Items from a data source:
■ ■ ■ ■
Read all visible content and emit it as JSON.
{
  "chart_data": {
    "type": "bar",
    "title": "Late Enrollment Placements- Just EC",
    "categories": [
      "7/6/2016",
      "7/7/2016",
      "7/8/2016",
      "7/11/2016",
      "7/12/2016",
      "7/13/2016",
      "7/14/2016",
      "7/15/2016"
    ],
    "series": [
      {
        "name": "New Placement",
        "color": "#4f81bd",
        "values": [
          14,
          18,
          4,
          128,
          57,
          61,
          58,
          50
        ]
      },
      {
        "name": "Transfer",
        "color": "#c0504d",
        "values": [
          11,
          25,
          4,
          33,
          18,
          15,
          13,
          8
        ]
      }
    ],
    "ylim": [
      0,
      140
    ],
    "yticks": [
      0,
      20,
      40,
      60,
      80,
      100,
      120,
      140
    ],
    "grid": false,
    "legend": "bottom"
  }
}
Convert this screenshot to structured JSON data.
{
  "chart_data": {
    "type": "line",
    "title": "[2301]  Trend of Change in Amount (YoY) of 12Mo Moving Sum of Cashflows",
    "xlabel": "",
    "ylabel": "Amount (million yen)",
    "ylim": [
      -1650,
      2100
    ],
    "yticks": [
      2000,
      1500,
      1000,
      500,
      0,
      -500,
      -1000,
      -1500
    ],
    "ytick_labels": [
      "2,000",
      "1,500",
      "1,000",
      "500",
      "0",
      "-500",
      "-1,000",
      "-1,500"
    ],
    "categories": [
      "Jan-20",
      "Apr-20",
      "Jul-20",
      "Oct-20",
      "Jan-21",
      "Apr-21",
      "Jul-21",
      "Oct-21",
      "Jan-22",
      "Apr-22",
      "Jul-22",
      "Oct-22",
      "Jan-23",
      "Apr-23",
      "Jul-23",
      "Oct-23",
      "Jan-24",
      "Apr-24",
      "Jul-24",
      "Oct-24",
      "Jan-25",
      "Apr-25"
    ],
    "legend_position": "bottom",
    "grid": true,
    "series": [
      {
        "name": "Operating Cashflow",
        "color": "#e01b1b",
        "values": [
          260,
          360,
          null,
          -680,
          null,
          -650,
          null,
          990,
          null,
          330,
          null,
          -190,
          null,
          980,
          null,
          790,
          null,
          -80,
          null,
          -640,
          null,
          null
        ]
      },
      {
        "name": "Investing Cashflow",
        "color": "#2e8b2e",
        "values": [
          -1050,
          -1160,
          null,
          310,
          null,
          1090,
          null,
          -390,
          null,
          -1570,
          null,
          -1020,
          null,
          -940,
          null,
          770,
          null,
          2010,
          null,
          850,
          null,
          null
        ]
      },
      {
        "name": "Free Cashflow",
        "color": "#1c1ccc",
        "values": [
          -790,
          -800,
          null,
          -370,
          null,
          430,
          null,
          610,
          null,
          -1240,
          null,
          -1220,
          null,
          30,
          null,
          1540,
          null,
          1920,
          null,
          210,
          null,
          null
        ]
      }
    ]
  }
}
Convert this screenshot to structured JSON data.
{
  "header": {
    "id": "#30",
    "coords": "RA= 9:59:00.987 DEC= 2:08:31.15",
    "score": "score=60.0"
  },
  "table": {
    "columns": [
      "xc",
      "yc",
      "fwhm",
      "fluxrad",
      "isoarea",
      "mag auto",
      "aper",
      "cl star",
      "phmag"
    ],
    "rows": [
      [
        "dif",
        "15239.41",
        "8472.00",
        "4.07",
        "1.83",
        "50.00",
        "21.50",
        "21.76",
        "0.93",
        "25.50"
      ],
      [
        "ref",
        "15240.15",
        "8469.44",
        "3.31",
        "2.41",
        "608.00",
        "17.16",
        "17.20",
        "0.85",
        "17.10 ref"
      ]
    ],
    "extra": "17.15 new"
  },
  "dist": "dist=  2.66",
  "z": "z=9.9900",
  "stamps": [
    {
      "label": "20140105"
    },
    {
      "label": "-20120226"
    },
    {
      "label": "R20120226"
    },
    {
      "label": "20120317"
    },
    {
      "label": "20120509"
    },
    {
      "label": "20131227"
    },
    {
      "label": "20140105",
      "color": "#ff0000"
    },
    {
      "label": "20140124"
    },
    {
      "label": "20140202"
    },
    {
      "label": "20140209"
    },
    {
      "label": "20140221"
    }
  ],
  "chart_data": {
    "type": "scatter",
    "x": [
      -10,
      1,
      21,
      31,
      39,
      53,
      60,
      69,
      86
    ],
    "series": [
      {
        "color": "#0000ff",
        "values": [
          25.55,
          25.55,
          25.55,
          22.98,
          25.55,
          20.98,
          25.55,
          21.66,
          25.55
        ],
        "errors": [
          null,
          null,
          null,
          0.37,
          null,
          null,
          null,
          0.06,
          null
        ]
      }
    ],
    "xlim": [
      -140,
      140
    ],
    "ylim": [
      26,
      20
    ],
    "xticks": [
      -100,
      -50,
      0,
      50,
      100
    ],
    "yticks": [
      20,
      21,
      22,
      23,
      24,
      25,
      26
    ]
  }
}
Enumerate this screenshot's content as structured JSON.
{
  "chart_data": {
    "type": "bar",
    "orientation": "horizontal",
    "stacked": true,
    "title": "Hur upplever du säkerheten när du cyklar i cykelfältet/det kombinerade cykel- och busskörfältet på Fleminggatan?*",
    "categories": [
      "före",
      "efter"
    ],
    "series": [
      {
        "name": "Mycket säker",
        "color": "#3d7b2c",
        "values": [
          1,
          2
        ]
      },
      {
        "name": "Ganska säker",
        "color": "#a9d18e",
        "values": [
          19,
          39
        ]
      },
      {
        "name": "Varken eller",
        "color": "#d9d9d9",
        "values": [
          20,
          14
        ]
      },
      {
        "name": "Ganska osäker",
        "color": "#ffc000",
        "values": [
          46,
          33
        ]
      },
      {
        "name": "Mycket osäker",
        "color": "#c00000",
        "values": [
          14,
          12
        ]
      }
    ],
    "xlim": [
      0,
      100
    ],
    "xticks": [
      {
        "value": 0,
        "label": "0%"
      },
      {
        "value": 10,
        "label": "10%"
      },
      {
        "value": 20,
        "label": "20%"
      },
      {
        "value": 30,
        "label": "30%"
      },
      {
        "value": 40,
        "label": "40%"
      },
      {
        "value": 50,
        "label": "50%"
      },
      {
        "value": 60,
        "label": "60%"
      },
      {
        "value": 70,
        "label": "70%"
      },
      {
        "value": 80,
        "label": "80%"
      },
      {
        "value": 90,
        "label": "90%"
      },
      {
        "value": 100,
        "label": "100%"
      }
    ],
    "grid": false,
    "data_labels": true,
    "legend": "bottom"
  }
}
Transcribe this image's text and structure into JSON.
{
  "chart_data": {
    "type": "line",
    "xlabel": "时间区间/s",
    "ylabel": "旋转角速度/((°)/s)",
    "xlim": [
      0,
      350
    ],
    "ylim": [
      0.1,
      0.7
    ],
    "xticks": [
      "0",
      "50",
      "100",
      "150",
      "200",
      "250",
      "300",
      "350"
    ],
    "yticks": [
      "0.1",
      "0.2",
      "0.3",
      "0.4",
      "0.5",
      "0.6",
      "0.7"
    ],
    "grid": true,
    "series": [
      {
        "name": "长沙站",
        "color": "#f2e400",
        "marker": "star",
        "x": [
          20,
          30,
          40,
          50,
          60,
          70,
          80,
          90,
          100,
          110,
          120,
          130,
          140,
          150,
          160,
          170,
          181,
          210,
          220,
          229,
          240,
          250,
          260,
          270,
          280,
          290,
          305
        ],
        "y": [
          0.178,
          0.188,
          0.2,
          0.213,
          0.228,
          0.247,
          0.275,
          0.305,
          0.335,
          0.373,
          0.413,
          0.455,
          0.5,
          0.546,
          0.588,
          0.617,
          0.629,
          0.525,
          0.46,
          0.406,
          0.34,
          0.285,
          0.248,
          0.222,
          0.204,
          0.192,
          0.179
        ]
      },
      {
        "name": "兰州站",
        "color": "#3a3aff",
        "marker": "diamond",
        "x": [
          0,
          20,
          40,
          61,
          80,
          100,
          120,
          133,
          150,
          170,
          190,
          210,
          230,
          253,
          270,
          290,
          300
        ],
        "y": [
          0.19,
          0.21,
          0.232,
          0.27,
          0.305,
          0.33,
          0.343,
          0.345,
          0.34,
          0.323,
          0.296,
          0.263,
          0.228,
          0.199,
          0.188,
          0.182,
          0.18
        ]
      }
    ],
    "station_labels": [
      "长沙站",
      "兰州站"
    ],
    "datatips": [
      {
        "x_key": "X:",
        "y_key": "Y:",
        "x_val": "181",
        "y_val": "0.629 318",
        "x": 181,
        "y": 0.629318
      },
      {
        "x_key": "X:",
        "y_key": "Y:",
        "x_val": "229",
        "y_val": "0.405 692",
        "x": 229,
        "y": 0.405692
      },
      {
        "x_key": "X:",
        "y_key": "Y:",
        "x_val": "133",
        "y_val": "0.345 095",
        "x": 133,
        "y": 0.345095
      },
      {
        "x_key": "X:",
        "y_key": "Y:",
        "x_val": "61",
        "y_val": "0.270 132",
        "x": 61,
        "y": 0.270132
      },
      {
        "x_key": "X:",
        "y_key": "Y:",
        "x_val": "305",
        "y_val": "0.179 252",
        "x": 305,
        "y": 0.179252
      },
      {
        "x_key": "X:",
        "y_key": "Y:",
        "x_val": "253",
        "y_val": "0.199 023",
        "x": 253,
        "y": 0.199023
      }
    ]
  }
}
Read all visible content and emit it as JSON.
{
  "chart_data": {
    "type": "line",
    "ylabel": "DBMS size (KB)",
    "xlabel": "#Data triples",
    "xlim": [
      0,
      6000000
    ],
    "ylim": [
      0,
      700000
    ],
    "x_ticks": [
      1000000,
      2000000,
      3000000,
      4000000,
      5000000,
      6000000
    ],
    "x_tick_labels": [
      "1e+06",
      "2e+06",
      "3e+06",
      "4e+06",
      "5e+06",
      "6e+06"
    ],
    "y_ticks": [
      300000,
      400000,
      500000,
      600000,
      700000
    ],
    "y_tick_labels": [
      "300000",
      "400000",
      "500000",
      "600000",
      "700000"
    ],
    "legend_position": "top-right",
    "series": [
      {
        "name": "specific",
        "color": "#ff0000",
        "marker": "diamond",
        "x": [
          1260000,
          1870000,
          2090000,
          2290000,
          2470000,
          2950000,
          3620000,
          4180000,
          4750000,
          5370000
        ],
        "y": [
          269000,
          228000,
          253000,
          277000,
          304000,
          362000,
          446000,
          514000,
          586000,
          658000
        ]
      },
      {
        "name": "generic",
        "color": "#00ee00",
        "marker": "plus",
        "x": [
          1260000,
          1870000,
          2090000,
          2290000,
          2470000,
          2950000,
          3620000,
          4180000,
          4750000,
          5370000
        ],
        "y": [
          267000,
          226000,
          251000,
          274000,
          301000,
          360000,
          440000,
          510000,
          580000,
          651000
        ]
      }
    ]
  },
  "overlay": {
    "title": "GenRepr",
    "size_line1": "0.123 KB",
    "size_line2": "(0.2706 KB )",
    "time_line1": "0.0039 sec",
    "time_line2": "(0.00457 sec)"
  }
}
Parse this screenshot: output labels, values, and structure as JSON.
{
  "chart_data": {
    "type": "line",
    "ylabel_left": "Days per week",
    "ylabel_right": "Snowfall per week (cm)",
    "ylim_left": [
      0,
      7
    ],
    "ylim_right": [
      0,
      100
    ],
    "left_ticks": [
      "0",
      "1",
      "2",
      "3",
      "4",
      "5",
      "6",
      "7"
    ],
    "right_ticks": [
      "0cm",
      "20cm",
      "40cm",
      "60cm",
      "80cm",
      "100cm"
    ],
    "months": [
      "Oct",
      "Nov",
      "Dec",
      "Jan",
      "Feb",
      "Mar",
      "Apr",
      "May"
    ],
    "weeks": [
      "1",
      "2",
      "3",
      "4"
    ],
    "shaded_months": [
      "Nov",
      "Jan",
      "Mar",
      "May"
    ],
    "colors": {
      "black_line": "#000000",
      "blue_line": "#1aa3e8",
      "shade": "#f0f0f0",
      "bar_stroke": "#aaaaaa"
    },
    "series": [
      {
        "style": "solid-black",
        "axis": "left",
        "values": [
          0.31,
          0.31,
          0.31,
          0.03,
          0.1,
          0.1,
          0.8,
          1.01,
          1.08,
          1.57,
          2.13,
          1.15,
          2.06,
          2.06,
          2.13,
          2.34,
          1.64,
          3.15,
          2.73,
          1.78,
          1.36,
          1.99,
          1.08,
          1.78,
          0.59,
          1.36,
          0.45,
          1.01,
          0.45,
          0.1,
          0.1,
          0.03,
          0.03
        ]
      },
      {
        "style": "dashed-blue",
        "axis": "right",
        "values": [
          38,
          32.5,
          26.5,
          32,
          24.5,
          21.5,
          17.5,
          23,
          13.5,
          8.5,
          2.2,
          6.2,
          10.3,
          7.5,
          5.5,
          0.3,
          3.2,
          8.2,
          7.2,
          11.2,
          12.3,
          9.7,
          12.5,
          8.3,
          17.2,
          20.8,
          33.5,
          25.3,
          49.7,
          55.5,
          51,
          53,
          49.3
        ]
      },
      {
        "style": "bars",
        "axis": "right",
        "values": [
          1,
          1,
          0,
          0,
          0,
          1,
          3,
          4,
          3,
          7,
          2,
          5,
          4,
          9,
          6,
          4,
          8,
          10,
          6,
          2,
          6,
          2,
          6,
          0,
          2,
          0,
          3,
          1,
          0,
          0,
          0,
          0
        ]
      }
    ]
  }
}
■ ■ ■ ■
## OBJECTIVE
Say how many lines of the listing above contain "true", with no other words.

## EXPECTED ANSWER
4